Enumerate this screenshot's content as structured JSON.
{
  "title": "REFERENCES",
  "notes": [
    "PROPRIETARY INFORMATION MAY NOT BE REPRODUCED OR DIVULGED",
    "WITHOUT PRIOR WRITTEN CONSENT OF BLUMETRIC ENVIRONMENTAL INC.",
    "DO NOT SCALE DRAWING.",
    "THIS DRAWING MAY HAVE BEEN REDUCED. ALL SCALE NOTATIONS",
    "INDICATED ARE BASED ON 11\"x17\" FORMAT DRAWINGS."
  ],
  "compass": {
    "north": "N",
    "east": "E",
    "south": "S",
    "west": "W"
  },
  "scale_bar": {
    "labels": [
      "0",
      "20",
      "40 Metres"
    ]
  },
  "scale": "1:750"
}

# Exercise brief:
Copy all the records above exactly, missing none.

# Task result:
Enumerate this screenshot's content as structured JSON.
{
  "title": "REFERENCES",
  "notes": [
    "PROPRIETARY INFORMATION MAY NOT BE REPRODUCED OR DIVULGED",
    "WITHOUT PRIOR WRITTEN CONSENT OF BLUMETRIC ENVIRONMENTAL INC.",
    "DO NOT SCALE DRAWING.",
    "THIS DRAWING MAY HAVE BEEN REDUCED. ALL SCALE NOTATIONS",
    "INDICATED ARE BASED ON 11\"x17\" FORMAT DRAWINGS."
  ],
  "compass": {
    "north": "N",
    "east": "E",
    "south": "S",
    "west": "W"
  },
  "scale_bar": {
    "labels": [
      "0",
      "20",
      "40 Metres"
    ]
  },
  "scale": "1:750"
}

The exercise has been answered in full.